(Recorded data)
--------------------------------------------------

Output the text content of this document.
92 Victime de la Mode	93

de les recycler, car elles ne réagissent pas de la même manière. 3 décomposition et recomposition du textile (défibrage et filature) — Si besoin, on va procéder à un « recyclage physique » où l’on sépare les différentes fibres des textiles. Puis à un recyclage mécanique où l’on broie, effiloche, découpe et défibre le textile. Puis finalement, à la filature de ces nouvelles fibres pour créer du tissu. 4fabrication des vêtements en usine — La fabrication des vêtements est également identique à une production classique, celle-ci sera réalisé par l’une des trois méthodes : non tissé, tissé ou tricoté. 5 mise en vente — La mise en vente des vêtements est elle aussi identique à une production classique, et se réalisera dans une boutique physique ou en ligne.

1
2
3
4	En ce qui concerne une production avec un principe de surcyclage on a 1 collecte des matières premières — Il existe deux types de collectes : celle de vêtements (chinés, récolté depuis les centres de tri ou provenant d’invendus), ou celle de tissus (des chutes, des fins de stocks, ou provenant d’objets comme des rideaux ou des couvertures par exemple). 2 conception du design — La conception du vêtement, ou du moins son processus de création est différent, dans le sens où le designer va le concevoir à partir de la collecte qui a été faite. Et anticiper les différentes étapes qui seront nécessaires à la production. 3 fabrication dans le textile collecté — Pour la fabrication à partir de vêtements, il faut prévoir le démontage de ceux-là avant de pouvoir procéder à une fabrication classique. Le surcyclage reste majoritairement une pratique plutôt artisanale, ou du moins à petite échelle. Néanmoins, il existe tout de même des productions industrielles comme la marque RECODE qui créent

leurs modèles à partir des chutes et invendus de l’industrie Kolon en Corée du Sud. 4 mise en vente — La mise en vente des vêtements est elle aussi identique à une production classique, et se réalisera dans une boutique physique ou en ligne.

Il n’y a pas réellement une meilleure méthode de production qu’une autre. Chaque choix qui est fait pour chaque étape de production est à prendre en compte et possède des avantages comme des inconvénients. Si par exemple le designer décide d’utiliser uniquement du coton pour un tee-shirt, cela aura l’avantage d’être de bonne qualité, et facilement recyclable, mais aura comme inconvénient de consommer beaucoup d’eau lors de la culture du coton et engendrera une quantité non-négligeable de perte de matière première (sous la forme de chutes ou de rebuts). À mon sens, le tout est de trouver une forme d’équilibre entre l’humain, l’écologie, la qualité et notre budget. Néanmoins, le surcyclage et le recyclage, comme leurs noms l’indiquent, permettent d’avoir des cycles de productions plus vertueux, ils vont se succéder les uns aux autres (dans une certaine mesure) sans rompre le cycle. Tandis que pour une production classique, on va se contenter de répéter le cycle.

--------------------------------------------------

**INSTRUCTIONS TO FOLLOW**
Reproduce the listing above word for word.

**WRITTEN SOLUTION**
Output the text content of this document.
92 Victime de la Mode	93

de les recycler, car elles ne réagissent pas de la même manière. 3 décomposition et recomposition du textile (défibrage et filature) — Si besoin, on va procéder à un « recyclage physique » où l’on sépare les différentes fibres des textiles. Puis à un recyclage mécanique où l’on broie, effiloche, découpe et défibre le textile. Puis finalement, à la filature de ces nouvelles fibres pour créer du tissu. 4fabrication des vêtements en usine — La fabrication des vêtements est également identique à une production classique, celle-ci sera réalisé par l’une des trois méthodes : non tissé, tissé ou tricoté. 5 mise en vente — La mise en vente des vêtements est elle aussi identique à une production classique, et se réalisera dans une boutique physique ou en ligne.

1
2
3
4	En ce qui concerne une production avec un principe de surcyclage on a 1 collecte des matières premières — Il existe deux types de collectes : celle de vêtements (chinés, récolté depuis les centres de tri ou provenant d’invendus), ou celle de tissus (des chutes, des fins de stocks, ou provenant d’objets comme des rideaux ou des couvertures par exemple). 2 conception du design — La conception du vêtement, ou du moins son processus de création est différent, dans le sens où le designer va le concevoir à partir de la collecte qui a été faite. Et anticiper les différentes étapes qui seront nécessaires à la production. 3 fabrication dans le textile collecté — Pour la fabrication à partir de vêtements, il faut prévoir le démontage de ceux-là avant de pouvoir procéder à une fabrication classique. Le surcyclage reste majoritairement une pratique plutôt artisanale, ou du moins à petite échelle. Néanmoins, il existe tout de même des productions industrielles comme la marque RECODE qui créent

leurs modèles à partir des chutes et invendus de l’industrie Kolon en Corée du Sud. 4 mise en vente — La mise en vente des vêtements est elle aussi identique à une production classique, et se réalisera dans une boutique physique ou en ligne.

Il n’y a pas réellement une meilleure méthode de production qu’une autre. Chaque choix qui est fait pour chaque étape de production est à prendre en compte et possède des avantages comme des inconvénients. Si par exemple le designer décide d’utiliser uniquement du coton pour un tee-shirt, cela aura l’avantage d’être de bonne qualité, et facilement recyclable, mais aura comme inconvénient de consommer beaucoup d’eau lors de la culture du coton et engendrera une quantité non-négligeable de perte de matière première (sous la forme de chutes ou de rebuts). À mon sens, le tout est de trouver une forme d’équilibre entre l’humain, l’écologie, la qualité et notre budget. Néanmoins, le surcyclage et le recyclage, comme leurs noms l’indiquent, permettent d’avoir des cycles de productions plus vertueux, ils vont se succéder les uns aux autres (dans une certaine mesure) sans rompre le cycle. Tandis que pour une production classique, on va se contenter de répéter le cycle.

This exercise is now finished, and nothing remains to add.